» **Task goal**
Leave out the pictures and copy the remaining records exactly.

» **Data for the task**
───
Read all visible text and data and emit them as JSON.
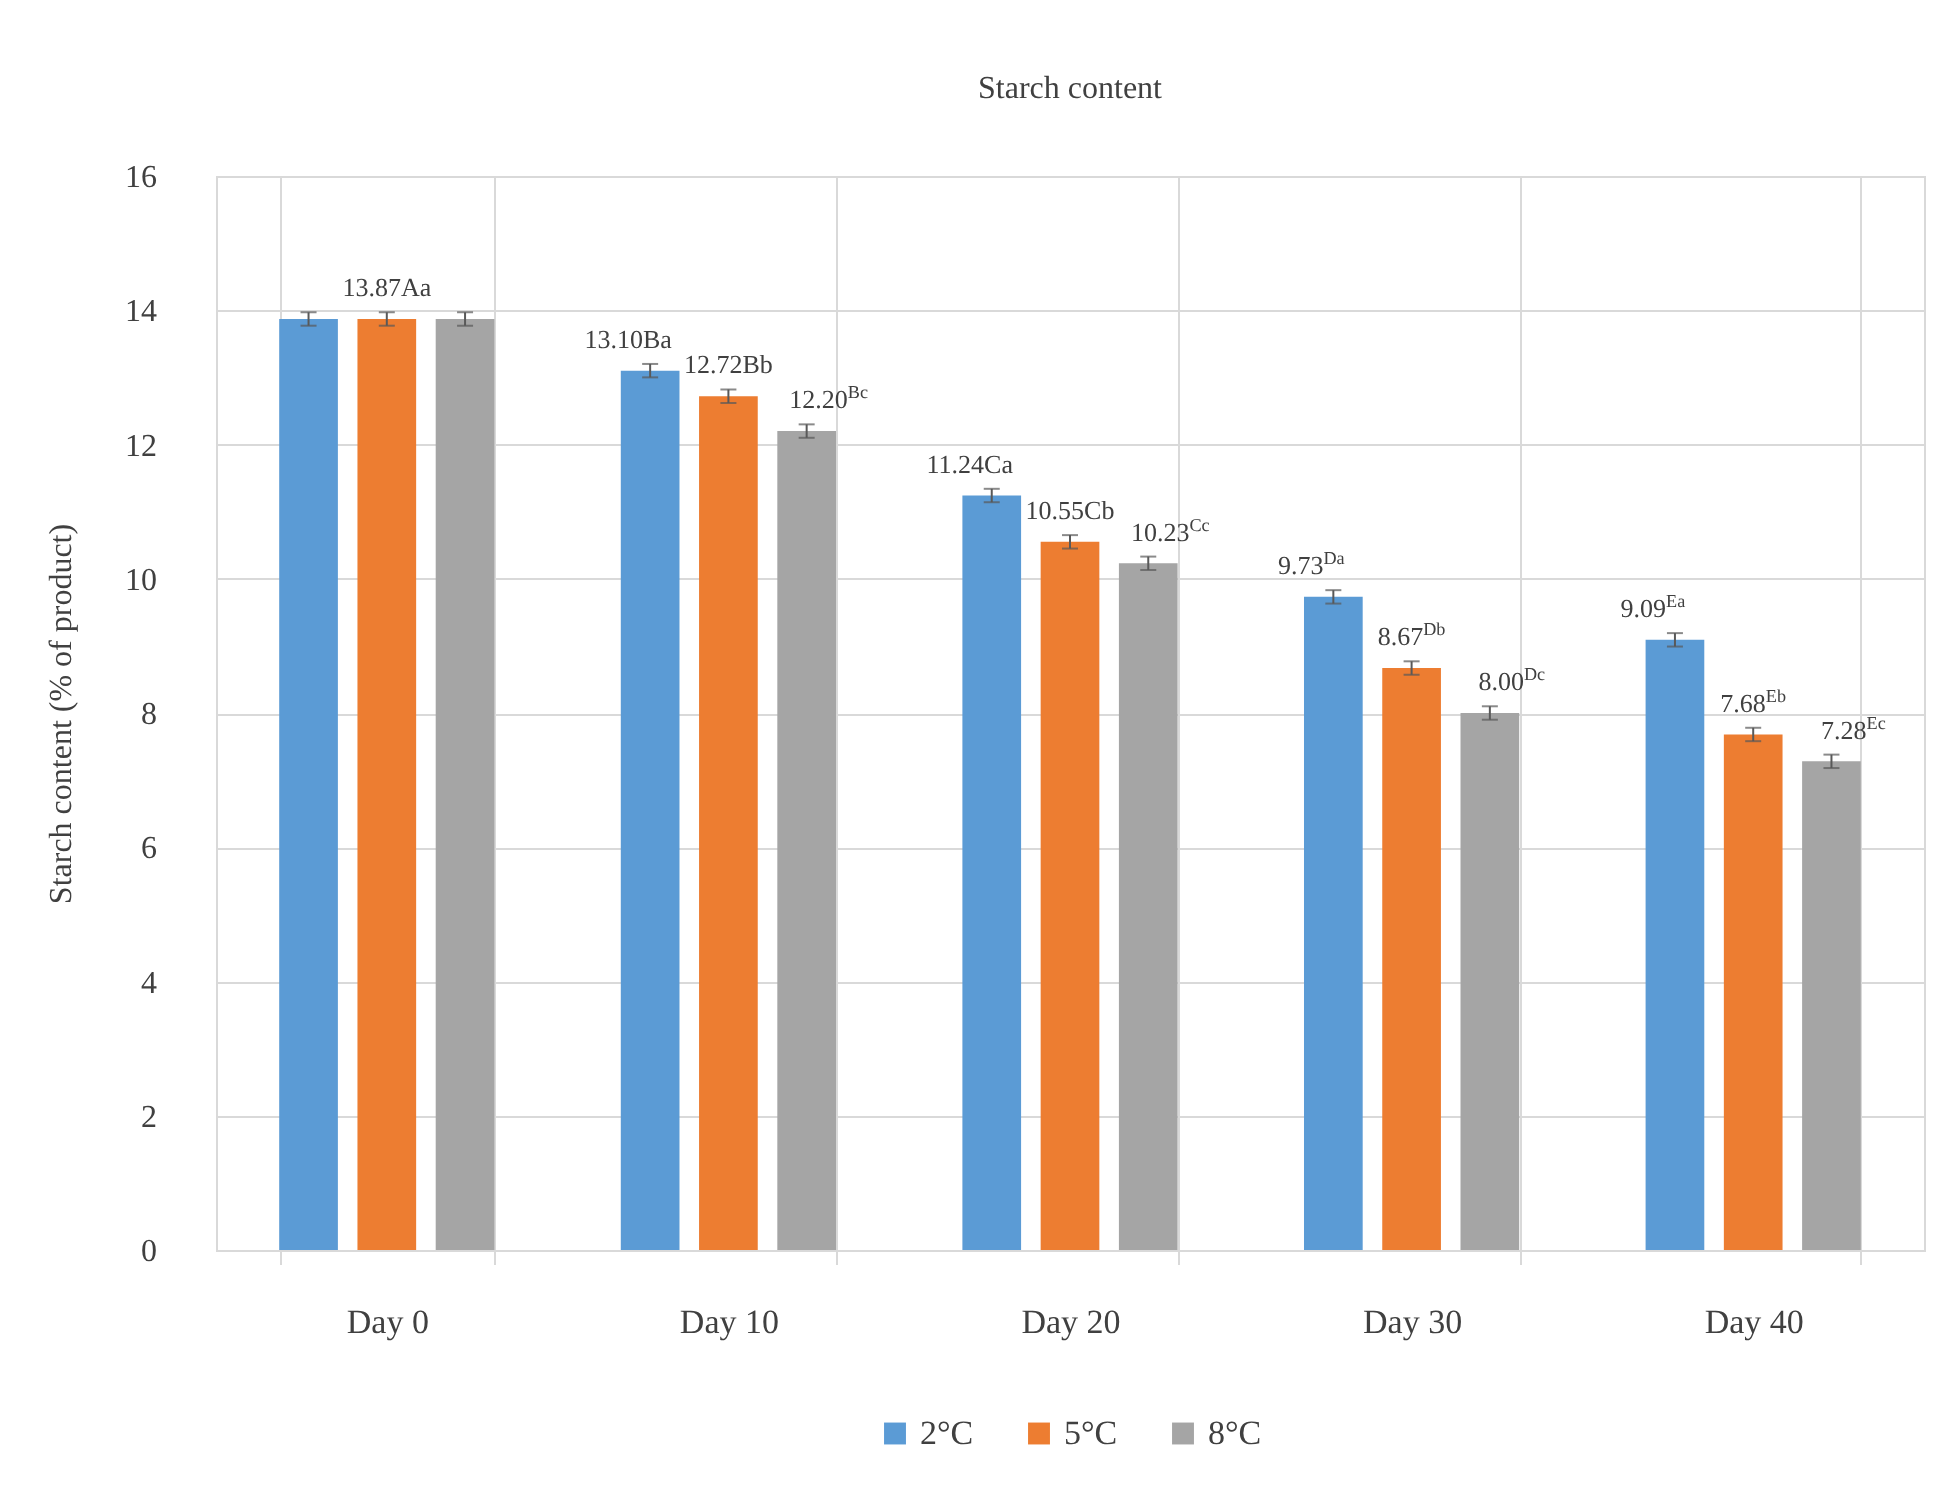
{
  "chart_data": {
    "type": "bar",
    "title": "Starch content",
    "ylabel": "Starch content (% of product)",
    "categories": [
      "Day 0",
      "Day 10",
      "Day 20",
      "Day 30",
      "Day 40"
    ],
    "series": [
      {
        "name": "2°C",
        "color": "#5b9bd5",
        "values": [
          13.87,
          13.1,
          11.24,
          9.73,
          9.09
        ],
        "errors": [
          0.1,
          0.1,
          0.1,
          0.1,
          0.1
        ],
        "value_labels": [
          null,
          "13.10Ba",
          "11.24Ca",
          "9.73$^{Da}$",
          "9.09$^{Ea}$"
        ]
      },
      {
        "name": "5°C",
        "color": "#ed7d31",
        "values": [
          13.87,
          12.72,
          10.55,
          8.67,
          7.68
        ],
        "errors": [
          0.1,
          0.1,
          0.1,
          0.1,
          0.1
        ],
        "value_labels": [
          "13.87Aa",
          "12.72Bb",
          "10.55Cb",
          "8.67$^{Db}$",
          "7.68$^{Eb}$"
        ]
      },
      {
        "name": "8°C",
        "color": "#a5a5a5",
        "values": [
          13.87,
          12.2,
          10.23,
          8.0,
          7.28
        ],
        "errors": [
          0.1,
          0.1,
          0.1,
          0.1,
          0.1
        ],
        "value_labels": [
          null,
          "12.20$^{Bc}$",
          "10.23$^{Cc}$",
          "8.00$^{Dc}$",
          "7.28$^{Ec}$"
        ]
      }
    ],
    "ylim": [
      0,
      16
    ],
    "yticks": [
      0,
      2,
      4,
      6,
      8,
      10,
      12,
      14,
      16
    ],
    "grid": true,
    "legend": "bottom"
  }
}
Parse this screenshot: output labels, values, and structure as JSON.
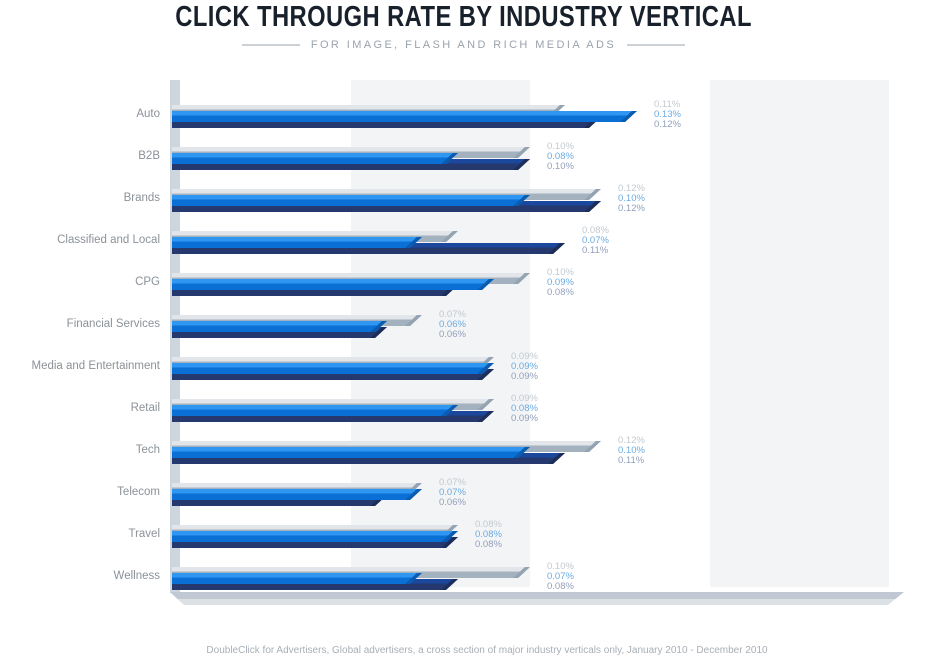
{
  "title": "CLICK THROUGH RATE BY INDUSTRY VERTICAL",
  "subtitle": "FOR IMAGE, FLASH AND RICH MEDIA ADS",
  "footer": "DoubleClick for Advertisers, Global advertisers, a cross section of major industry verticals only, January 2010 - December 2010",
  "colors": {
    "title_text": "#18212b",
    "subtitle_text": "#9aa2aa",
    "category_text": "#8b9298",
    "footer_text": "#a8afb6",
    "bar_gray": "#a4b2c0",
    "bar_gray_top": "#e2e6ea",
    "bar_light_blue": "#0a70d6",
    "bar_light_blue_top": "#2f96f1",
    "bar_dark_blue": "#26396f",
    "bar_dark_blue_top": "#1b479c",
    "grid_band": "#f3f4f6",
    "axis": "#cdd6dd",
    "value_label_gray": "#c2c9cf",
    "value_label_light_blue": "#6babe2",
    "value_label_dark_blue": "#93a0bb"
  },
  "chart_data": {
    "type": "bar",
    "orientation": "horizontal",
    "title": "CLICK THROUGH RATE BY INDUSTRY VERTICAL",
    "subtitle": "FOR IMAGE, FLASH AND RICH MEDIA ADS",
    "source": "DoubleClick for Advertisers, Global advertisers, a cross section of major industry verticals only, January 2010 - December 2010",
    "unit": "%",
    "xlim": [
      0,
      0.2
    ],
    "grid_band_step": 0.05,
    "legend": "none",
    "series_order_top_to_bottom": [
      "gray",
      "light-blue",
      "dark-blue"
    ],
    "series_colors": {
      "gray": "#a4b2c0",
      "light-blue": "#0a70d6",
      "dark-blue": "#26396f"
    },
    "categories": [
      "Auto",
      "B2B",
      "Brands",
      "Classified and Local",
      "CPG",
      "Financial Services",
      "Media and Entertainment",
      "Retail",
      "Tech",
      "Telecom",
      "Travel",
      "Wellness"
    ],
    "rows": [
      {
        "category": "Auto",
        "values": {
          "gray": 0.11,
          "light-blue": 0.13,
          "dark-blue": 0.12
        },
        "labels": [
          "0.11%",
          "0.13%",
          "0.12%"
        ]
      },
      {
        "category": "B2B",
        "values": {
          "gray": 0.1,
          "light-blue": 0.08,
          "dark-blue": 0.1
        },
        "labels": [
          "0.10%",
          "0.08%",
          "0.10%"
        ]
      },
      {
        "category": "Brands",
        "values": {
          "gray": 0.12,
          "light-blue": 0.1,
          "dark-blue": 0.12
        },
        "labels": [
          "0.12%",
          "0.10%",
          "0.12%"
        ]
      },
      {
        "category": "Classified and Local",
        "values": {
          "gray": 0.08,
          "light-blue": 0.07,
          "dark-blue": 0.11
        },
        "labels": [
          "0.08%",
          "0.07%",
          "0.11%"
        ]
      },
      {
        "category": "CPG",
        "values": {
          "gray": 0.1,
          "light-blue": 0.09,
          "dark-blue": 0.08
        },
        "labels": [
          "0.10%",
          "0.09%",
          "0.08%"
        ]
      },
      {
        "category": "Financial Services",
        "values": {
          "gray": 0.07,
          "light-blue": 0.06,
          "dark-blue": 0.06
        },
        "labels": [
          "0.07%",
          "0.06%",
          "0.06%"
        ]
      },
      {
        "category": "Media and Entertainment",
        "values": {
          "gray": 0.09,
          "light-blue": 0.09,
          "dark-blue": 0.09
        },
        "labels": [
          "0.09%",
          "0.09%",
          "0.09%"
        ]
      },
      {
        "category": "Retail",
        "values": {
          "gray": 0.09,
          "light-blue": 0.08,
          "dark-blue": 0.09
        },
        "labels": [
          "0.09%",
          "0.08%",
          "0.09%"
        ]
      },
      {
        "category": "Tech",
        "values": {
          "gray": 0.12,
          "light-blue": 0.1,
          "dark-blue": 0.11
        },
        "labels": [
          "0.12%",
          "0.10%",
          "0.11%"
        ]
      },
      {
        "category": "Telecom",
        "values": {
          "gray": 0.07,
          "light-blue": 0.07,
          "dark-blue": 0.06
        },
        "labels": [
          "0.07%",
          "0.07%",
          "0.06%"
        ]
      },
      {
        "category": "Travel",
        "values": {
          "gray": 0.08,
          "light-blue": 0.08,
          "dark-blue": 0.08
        },
        "labels": [
          "0.08%",
          "0.08%",
          "0.08%"
        ]
      },
      {
        "category": "Wellness",
        "values": {
          "gray": 0.1,
          "light-blue": 0.07,
          "dark-blue": 0.08
        },
        "labels": [
          "0.10%",
          "0.07%",
          "0.08%"
        ]
      }
    ]
  }
}
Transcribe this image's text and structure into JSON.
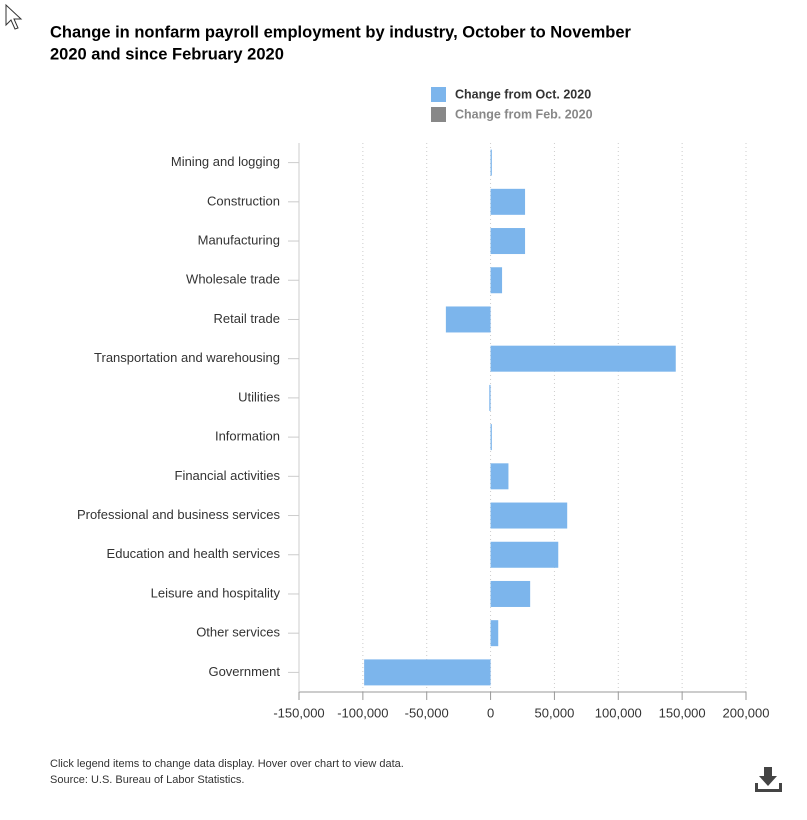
{
  "chart_data": {
    "type": "bar",
    "orientation": "horizontal",
    "title_lines": [
      "Change in nonfarm payroll employment by industry, October to November",
      "2020 and since February 2020"
    ],
    "categories": [
      "Mining and logging",
      "Construction",
      "Manufacturing",
      "Wholesale trade",
      "Retail trade",
      "Transportation and warehousing",
      "Utilities",
      "Information",
      "Financial activities",
      "Professional and business services",
      "Education and health services",
      "Leisure and hospitality",
      "Other services",
      "Government"
    ],
    "series": [
      {
        "name": "Change from Oct. 2020",
        "color": "#7cb5ec",
        "values": [
          1000,
          27000,
          27000,
          9000,
          -35000,
          145000,
          -1000,
          1000,
          14000,
          60000,
          53000,
          31000,
          6000,
          -99000
        ]
      }
    ],
    "hidden_legend_items": [
      {
        "name": "Change from Feb. 2020",
        "color": "#888888"
      }
    ],
    "xlim": [
      -150000,
      200000
    ],
    "xticks": [
      {
        "value": -150000,
        "label": "-150,000"
      },
      {
        "value": -100000,
        "label": "-100,000"
      },
      {
        "value": -50000,
        "label": "-50,000"
      },
      0,
      {
        "value": 50000,
        "label": "50,000"
      },
      {
        "value": 100000,
        "label": "100,000"
      },
      {
        "value": 150000,
        "label": "150,000"
      },
      {
        "value": 200000,
        "label": "200,000"
      }
    ],
    "grid": true,
    "notes": [
      "Click legend items to change data display. Hover over chart to view data.",
      "Source: U.S. Bureau of Labor Statistics."
    ]
  }
}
───
» **Finished answer**
Read all visible text and data and emit them as JSON.
{
  "chart_data": {
    "type": "bar",
    "title": "Starch content",
    "ylabel": "Starch content (% of product)",
    "categories": [
      "Day 0",
      "Day 10",
      "Day 20",
      "Day 30",
      "Day 40"
    ],
    "series": [
      {
        "name": "2°C",
        "color": "#5b9bd5",
        "values": [
          13.87,
          13.1,
          11.24,
          9.73,
          9.09
        ],
        "errors": [
          0.1,
          0.1,
          0.1,
          0.1,
          0.1
        ],
        "value_labels": [
          null,
          "13.10Ba",
          "11.24Ca",
          "9.73$^{Da}$",
          "9.09$^{Ea}$"
        ]
      },
      {
        "name": "5°C",
        "color": "#ed7d31",
        "values": [
          13.87,
          12.72,
          10.55,
          8.67,
          7.68
        ],
        "errors": [
          0.1,
          0.1,
          0.1,
          0.1,
          0.1
        ],
        "value_labels": [
          "13.87Aa",
          "12.72Bb",
          "10.55Cb",
          "8.67$^{Db}$",
          "7.68$^{Eb}$"
        ]
      },
      {
        "name": "8°C",
        "color": "#a5a5a5",
        "values": [
          13.87,
          12.2,
          10.23,
          8.0,
          7.28
        ],
        "errors": [
          0.1,
          0.1,
          0.1,
          0.1,
          0.1
        ],
        "value_labels": [
          null,
          "12.20$^{Bc}$",
          "10.23$^{Cc}$",
          "8.00$^{Dc}$",
          "7.28$^{Ec}$"
        ]
      }
    ],
    "ylim": [
      0,
      16
    ],
    "yticks": [
      0,
      2,
      4,
      6,
      8,
      10,
      12,
      14,
      16
    ],
    "grid": true,
    "legend": "bottom"
  }
}
Parse this screenshot: output labels, values, and structure as JSON.
{
  "title": "CLICK THROUGH RATE BY INDUSTRY VERTICAL",
  "subtitle": "FOR IMAGE, FLASH AND RICH MEDIA ADS",
  "footer": "DoubleClick for Advertisers, Global advertisers, a cross section of major industry verticals only, January 2010 - December 2010",
  "colors": {
    "title_text": "#18212b",
    "subtitle_text": "#9aa2aa",
    "category_text": "#8b9298",
    "footer_text": "#a8afb6",
    "bar_gray": "#a4b2c0",
    "bar_gray_top": "#e2e6ea",
    "bar_light_blue": "#0a70d6",
    "bar_light_blue_top": "#2f96f1",
    "bar_dark_blue": "#26396f",
    "bar_dark_blue_top": "#1b479c",
    "grid_band": "#f3f4f6",
    "axis": "#cdd6dd",
    "value_label_gray": "#c2c9cf",
    "value_label_light_blue": "#6babe2",
    "value_label_dark_blue": "#93a0bb"
  },
  "chart_data": {
    "type": "bar",
    "orientation": "horizontal",
    "title": "CLICK THROUGH RATE BY INDUSTRY VERTICAL",
    "subtitle": "FOR IMAGE, FLASH AND RICH MEDIA ADS",
    "source": "DoubleClick for Advertisers, Global advertisers, a cross section of major industry verticals only, January 2010 - December 2010",
    "unit": "%",
    "xlim": [
      0,
      0.2
    ],
    "grid_band_step": 0.05,
    "legend": "none",
    "series_order_top_to_bottom": [
      "gray",
      "light-blue",
      "dark-blue"
    ],
    "series_colors": {
      "gray": "#a4b2c0",
      "light-blue": "#0a70d6",
      "dark-blue": "#26396f"
    },
    "categories": [
      "Auto",
      "B2B",
      "Brands",
      "Classified and Local",
      "CPG",
      "Financial Services",
      "Media and Entertainment",
      "Retail",
      "Tech",
      "Telecom",
      "Travel",
      "Wellness"
    ],
    "rows": [
      {
        "category": "Auto",
        "values": {
          "gray": 0.11,
          "light-blue": 0.13,
          "dark-blue": 0.12
        },
        "labels": [
          "0.11%",
          "0.13%",
          "0.12%"
        ]
      },
      {
        "category": "B2B",
        "values": {
          "gray": 0.1,
          "light-blue": 0.08,
          "dark-blue": 0.1
        },
        "labels": [
          "0.10%",
          "0.08%",
          "0.10%"
        ]
      },
      {
        "category": "Brands",
        "values": {
          "gray": 0.12,
          "light-blue": 0.1,
          "dark-blue": 0.12
        },
        "labels": [
          "0.12%",
          "0.10%",
          "0.12%"
        ]
      },
      {
        "category": "Classified and Local",
        "values": {
          "gray": 0.08,
          "light-blue": 0.07,
          "dark-blue": 0.11
        },
        "labels": [
          "0.08%",
          "0.07%",
          "0.11%"
        ]
      },
      {
        "category": "CPG",
        "values": {
          "gray": 0.1,
          "light-blue": 0.09,
          "dark-blue": 0.08
        },
        "labels": [
          "0.10%",
          "0.09%",
          "0.08%"
        ]
      },
      {
        "category": "Financial Services",
        "values": {
          "gray": 0.07,
          "light-blue": 0.06,
          "dark-blue": 0.06
        },
        "labels": [
          "0.07%",
          "0.06%",
          "0.06%"
        ]
      },
      {
        "category": "Media and Entertainment",
        "values": {
          "gray": 0.09,
          "light-blue": 0.09,
          "dark-blue": 0.09
        },
        "labels": [
          "0.09%",
          "0.09%",
          "0.09%"
        ]
      },
      {
        "category": "Retail",
        "values": {
          "gray": 0.09,
          "light-blue": 0.08,
          "dark-blue": 0.09
        },
        "labels": [
          "0.09%",
          "0.08%",
          "0.09%"
        ]
      },
      {
        "category": "Tech",
        "values": {
          "gray": 0.12,
          "light-blue": 0.1,
          "dark-blue": 0.11
        },
        "labels": [
          "0.12%",
          "0.10%",
          "0.11%"
        ]
      },
      {
        "category": "Telecom",
        "values": {
          "gray": 0.07,
          "light-blue": 0.07,
          "dark-blue": 0.06
        },
        "labels": [
          "0.07%",
          "0.07%",
          "0.06%"
        ]
      },
      {
        "category": "Travel",
        "values": {
          "gray": 0.08,
          "light-blue": 0.08,
          "dark-blue": 0.08
        },
        "labels": [
          "0.08%",
          "0.08%",
          "0.08%"
        ]
      },
      {
        "category": "Wellness",
        "values": {
          "gray": 0.1,
          "light-blue": 0.07,
          "dark-blue": 0.08
        },
        "labels": [
          "0.10%",
          "0.07%",
          "0.08%"
        ]
      }
    ]
  }
}
Transcribe this image's text and structure into JSON.
{
  "chart_data": {
    "type": "bar",
    "orientation": "horizontal",
    "title_lines": [
      "Change in nonfarm payroll employment by industry, October to November",
      "2020 and since February 2020"
    ],
    "categories": [
      "Mining and logging",
      "Construction",
      "Manufacturing",
      "Wholesale trade",
      "Retail trade",
      "Transportation and warehousing",
      "Utilities",
      "Information",
      "Financial activities",
      "Professional and business services",
      "Education and health services",
      "Leisure and hospitality",
      "Other services",
      "Government"
    ],
    "series": [
      {
        "name": "Change from Oct. 2020",
        "color": "#7cb5ec",
        "values": [
          1000,
          27000,
          27000,
          9000,
          -35000,
          145000,
          -1000,
          1000,
          14000,
          60000,
          53000,
          31000,
          6000,
          -99000
        ]
      }
    ],
    "hidden_legend_items": [
      {
        "name": "Change from Feb. 2020",
        "color": "#888888"
      }
    ],
    "xlim": [
      -150000,
      200000
    ],
    "xticks": [
      {
        "value": -150000,
        "label": "-150,000"
      },
      {
        "value": -100000,
        "label": "-100,000"
      },
      {
        "value": -50000,
        "label": "-50,000"
      },
      0,
      {
        "value": 50000,
        "label": "50,000"
      },
      {
        "value": 100000,
        "label": "100,000"
      },
      {
        "value": 150000,
        "label": "150,000"
      },
      {
        "value": 200000,
        "label": "200,000"
      }
    ],
    "grid": true,
    "notes": [
      "Click legend items to change data display. Hover over chart to view data.",
      "Source: U.S. Bureau of Labor Statistics."
    ]
  }
}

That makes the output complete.